◆ TASK PROMPT
Read the lines that follow and pick out every one containing the word "screenshot".

◆ SUPPLIED DATA
______

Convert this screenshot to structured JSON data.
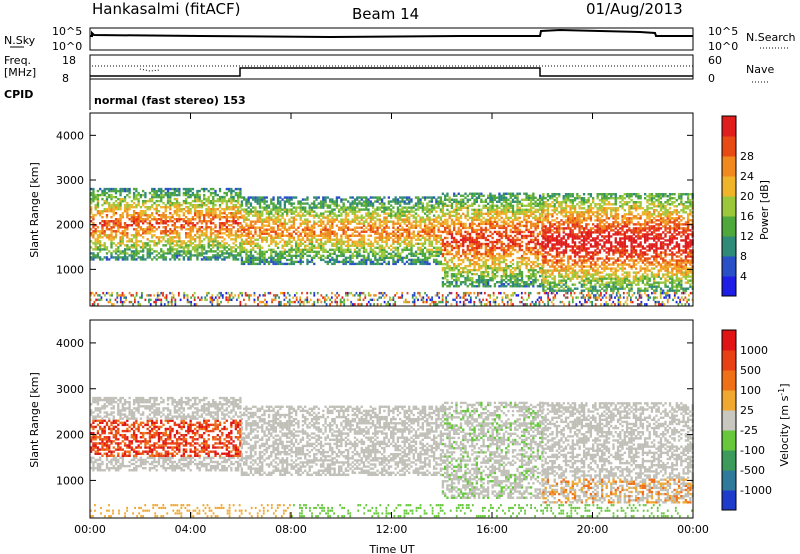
{
  "header": {
    "site": "Hankasalmi (fitACF)",
    "beam": "Beam 14",
    "date": "01/Aug/2013"
  },
  "noise_panel": {
    "left_label": "N.Sky",
    "left_ticks": [
      "10^5",
      "10^0"
    ],
    "right_ticks": [
      "10^5",
      "10^0"
    ],
    "right_label": "N.Search"
  },
  "freq_panel": {
    "left_label_1": "Freq.",
    "left_label_2": "[MHz]",
    "left_ticks": [
      "18",
      "8"
    ],
    "right_ticks": [
      "60",
      "0"
    ],
    "right_label": "Nave"
  },
  "cpid_panel": {
    "label": "CPID",
    "program": "normal (fast stereo) 153"
  },
  "chart_data": [
    {
      "type": "heatmap",
      "parameter": "power",
      "xlabel": "Time UT",
      "ylabel": "Slant Range [km]",
      "xlim": [
        0,
        24
      ],
      "ylim": [
        180,
        4500
      ],
      "y_ticks": [
        "1000",
        "2000",
        "3000",
        "4000"
      ],
      "colorbar": {
        "label": "Power [dB]",
        "ticks": [
          "4",
          "8",
          "12",
          "16",
          "20",
          "24",
          "28"
        ],
        "colors": [
          "#1e1ee6",
          "#2a50c8",
          "#2f8a78",
          "#4fa83c",
          "#9ac83a",
          "#f0b42a",
          "#f08a1e",
          "#e84a14",
          "#e01e1e"
        ]
      },
      "scatter_bands": [
        {
          "t0": 0.0,
          "t1": 6.0,
          "r0": 1200,
          "r1": 2800,
          "peak_db": 24
        },
        {
          "t0": 6.0,
          "t1": 14.0,
          "r0": 1100,
          "r1": 2600,
          "peak_db": 22
        },
        {
          "t0": 14.0,
          "t1": 18.0,
          "r0": 600,
          "r1": 2700,
          "peak_db": 26
        },
        {
          "t0": 18.0,
          "t1": 24.0,
          "r0": 500,
          "r1": 2700,
          "peak_db": 30
        }
      ]
    },
    {
      "type": "heatmap",
      "parameter": "velocity",
      "xlabel": "Time UT",
      "ylabel": "Slant Range [km]",
      "xlim": [
        0,
        24
      ],
      "ylim": [
        180,
        4500
      ],
      "x_ticks": [
        "00:00",
        "04:00",
        "08:00",
        "12:00",
        "16:00",
        "20:00",
        "00:00"
      ],
      "y_ticks": [
        "1000",
        "2000",
        "3000",
        "4000"
      ],
      "colorbar": {
        "label": "Velocity [m s",
        "label_sup": "-1",
        "label_end": "]",
        "ticks": [
          "1000",
          "500",
          "100",
          "25",
          "-25",
          "-100",
          "-500",
          "-1000"
        ],
        "colors": [
          "#1e3ccc",
          "#2f7a9a",
          "#3c9a5a",
          "#66c83a",
          "#c8c8c0",
          "#f0a830",
          "#f07018",
          "#e84014",
          "#e01414"
        ]
      },
      "ground_scatter_color": "#c0c0b8"
    }
  ]
}
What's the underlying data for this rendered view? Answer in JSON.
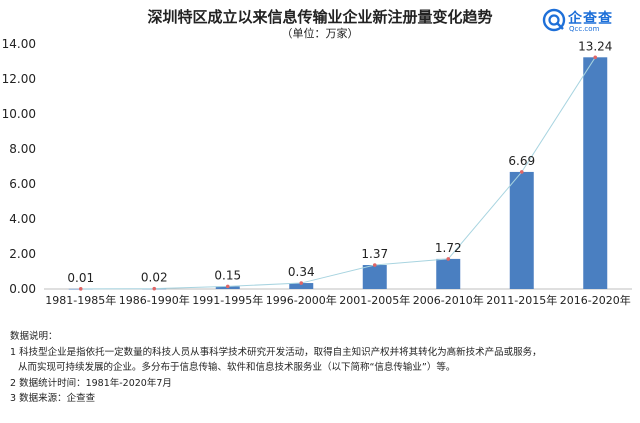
{
  "header": {
    "title": "深圳特区成立以来信息传输业企业新注册量变化趋势",
    "unit": "（单位：万家）"
  },
  "logo": {
    "name": "企查查",
    "domain": "Qcc.com"
  },
  "chart_data": {
    "type": "bar",
    "categories": [
      "1981-1985年",
      "1986-1990年",
      "1991-1995年",
      "1996-2000年",
      "2001-2005年",
      "2006-2010年",
      "2011-2015年",
      "2016-2020年"
    ],
    "values": [
      0.01,
      0.02,
      0.15,
      0.34,
      1.37,
      1.72,
      6.69,
      13.24
    ],
    "value_labels": [
      "0.01",
      "0.02",
      "0.15",
      "0.34",
      "1.37",
      "1.72",
      "6.69",
      "13.24"
    ],
    "yticks": [
      "0.00",
      "2.00",
      "4.00",
      "6.00",
      "8.00",
      "10.00",
      "12.00",
      "14.00"
    ],
    "ylim": [
      0,
      14
    ],
    "trend_line": true,
    "grid": false,
    "colors": {
      "bar": "#4a7fc1",
      "line": "#a8d4e0",
      "marker": "#e06666"
    }
  },
  "notes": {
    "heading": "数据说明：",
    "item1_line1": "1 科技型企业是指依托一定数量的科技人员从事科学技术研究开发活动，取得自主知识产权并将其转化为高新技术产品或服务，",
    "item1_line2": "从而实现可持续发展的企业。多分布于信息传输、软件和信息技术服务业（以下简称“信息传输业”）等。",
    "item2": "2 数据统计时间：1981年-2020年7月",
    "item3": "3 数据来源：企查查"
  }
}
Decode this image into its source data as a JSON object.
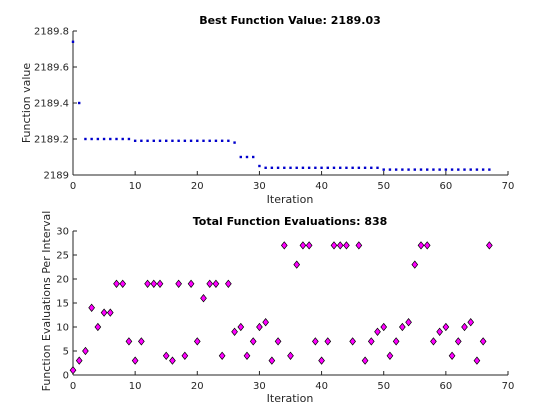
{
  "colors": {
    "background": "#ffffff",
    "axes": "#262626",
    "top_marker": "#0000cc",
    "bottom_marker_fill": "#ff00ff",
    "bottom_marker_edge": "#000000"
  },
  "chart_data": [
    {
      "type": "scatter",
      "title": "Best Function Value: 2189.03",
      "xlabel": "Iteration",
      "ylabel": "Function value",
      "xlim": [
        0,
        70
      ],
      "ylim": [
        2189.0,
        2189.8
      ],
      "xticks": [
        0,
        10,
        20,
        30,
        40,
        50,
        60,
        70
      ],
      "yticks": [
        2189.0,
        2189.2,
        2189.4,
        2189.6,
        2189.8
      ],
      "ytick_labels": [
        "2189",
        "2189.2",
        "2189.4",
        "2189.6",
        "2189.8"
      ],
      "grid": false,
      "marker": "dot",
      "x": [
        0,
        1,
        2,
        3,
        4,
        5,
        6,
        7,
        8,
        9,
        10,
        11,
        12,
        13,
        14,
        15,
        16,
        17,
        18,
        19,
        20,
        21,
        22,
        23,
        24,
        25,
        26,
        27,
        28,
        29,
        30,
        31,
        32,
        33,
        34,
        35,
        36,
        37,
        38,
        39,
        40,
        41,
        42,
        43,
        44,
        45,
        46,
        47,
        48,
        49,
        50,
        51,
        52,
        53,
        54,
        55,
        56,
        57,
        58,
        59,
        60,
        61,
        62,
        63,
        64,
        65,
        66,
        67
      ],
      "y": [
        2189.74,
        2189.4,
        2189.2,
        2189.2,
        2189.2,
        2189.2,
        2189.2,
        2189.2,
        2189.2,
        2189.2,
        2189.19,
        2189.19,
        2189.19,
        2189.19,
        2189.19,
        2189.19,
        2189.19,
        2189.19,
        2189.19,
        2189.19,
        2189.19,
        2189.19,
        2189.19,
        2189.19,
        2189.19,
        2189.19,
        2189.18,
        2189.1,
        2189.1,
        2189.1,
        2189.05,
        2189.04,
        2189.04,
        2189.04,
        2189.04,
        2189.04,
        2189.04,
        2189.04,
        2189.04,
        2189.04,
        2189.04,
        2189.04,
        2189.04,
        2189.04,
        2189.04,
        2189.04,
        2189.04,
        2189.04,
        2189.04,
        2189.04,
        2189.03,
        2189.03,
        2189.03,
        2189.03,
        2189.03,
        2189.03,
        2189.03,
        2189.03,
        2189.03,
        2189.03,
        2189.03,
        2189.03,
        2189.03,
        2189.03,
        2189.03,
        2189.03,
        2189.03,
        2189.03
      ]
    },
    {
      "type": "scatter",
      "title": "Total Function Evaluations: 838",
      "xlabel": "Iteration",
      "ylabel": "Function Evaluations Per Interval",
      "xlim": [
        0,
        70
      ],
      "ylim": [
        0,
        30
      ],
      "xticks": [
        0,
        10,
        20,
        30,
        40,
        50,
        60,
        70
      ],
      "yticks": [
        0,
        5,
        10,
        15,
        20,
        25,
        30
      ],
      "ytick_labels": [
        "0",
        "5",
        "10",
        "15",
        "20",
        "25",
        "30"
      ],
      "grid": false,
      "marker": "diamond",
      "x": [
        0,
        1,
        2,
        3,
        4,
        5,
        6,
        7,
        8,
        9,
        10,
        11,
        12,
        13,
        14,
        15,
        16,
        17,
        18,
        19,
        20,
        21,
        22,
        23,
        24,
        25,
        26,
        27,
        28,
        29,
        30,
        31,
        32,
        33,
        34,
        35,
        36,
        37,
        38,
        39,
        40,
        41,
        42,
        43,
        44,
        45,
        46,
        47,
        48,
        49,
        50,
        51,
        52,
        53,
        54,
        55,
        56,
        57,
        58,
        59,
        60,
        61,
        62,
        63,
        64,
        65,
        66,
        67
      ],
      "y": [
        1,
        3,
        5,
        14,
        10,
        13,
        13,
        19,
        19,
        7,
        3,
        7,
        19,
        19,
        19,
        4,
        3,
        19,
        4,
        19,
        7,
        16,
        19,
        19,
        4,
        19,
        9,
        10,
        4,
        7,
        10,
        11,
        3,
        7,
        27,
        4,
        23,
        27,
        27,
        7,
        3,
        7,
        27,
        27,
        27,
        7,
        27,
        3,
        7,
        9,
        10,
        4,
        7,
        10,
        11,
        23,
        27,
        27,
        7,
        9,
        10,
        4,
        7,
        10,
        11,
        3,
        7,
        27
      ]
    }
  ]
}
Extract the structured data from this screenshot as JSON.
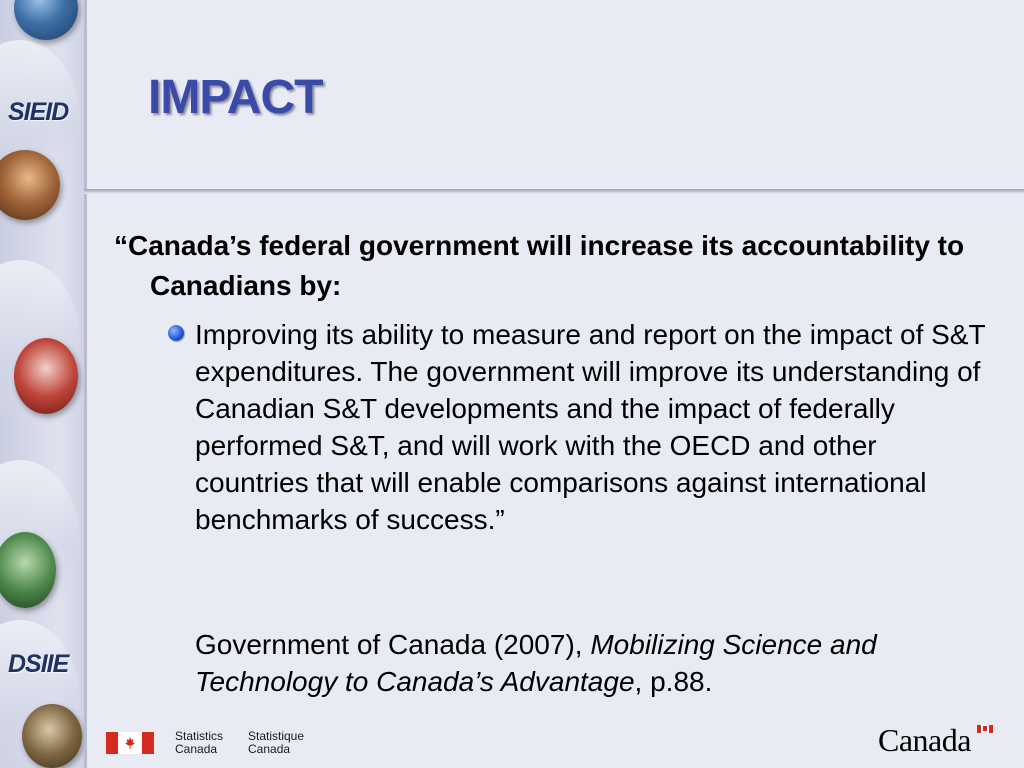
{
  "sidebar": {
    "label_top": "SIEID",
    "label_bottom": "DSIIE"
  },
  "slide": {
    "title": "IMPACT",
    "quote_heading": "“Canada’s federal government will increase its accountability to Canadians by:",
    "bullet": "Improving its ability to measure and report on the impact of S&T expenditures.  The government will improve its understanding of Canadian S&T developments and the impact of federally performed S&T, and will work with the OECD and other countries that will enable comparisons against international benchmarks of success.”",
    "citation": {
      "prefix": "Government of Canada (2007), ",
      "title": "Mobilizing Science and Technology to Canada’s Advantage",
      "suffix": ", p.88."
    }
  },
  "footer": {
    "statcan_en_line1": "Statistics",
    "statcan_en_line2": "Canada",
    "statcan_fr_line1": "Statistique",
    "statcan_fr_line2": "Canada",
    "wordmark": "Canada"
  },
  "colors": {
    "background": "#e8eaf4",
    "title": "#3a4aa8",
    "sidebar_label": "#1e3264",
    "flag_red": "#d52b1e"
  }
}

______

◆ RESPONSE
Convert this screenshot to structured JSON data.
Extract the structured data from this screenshot as JSON.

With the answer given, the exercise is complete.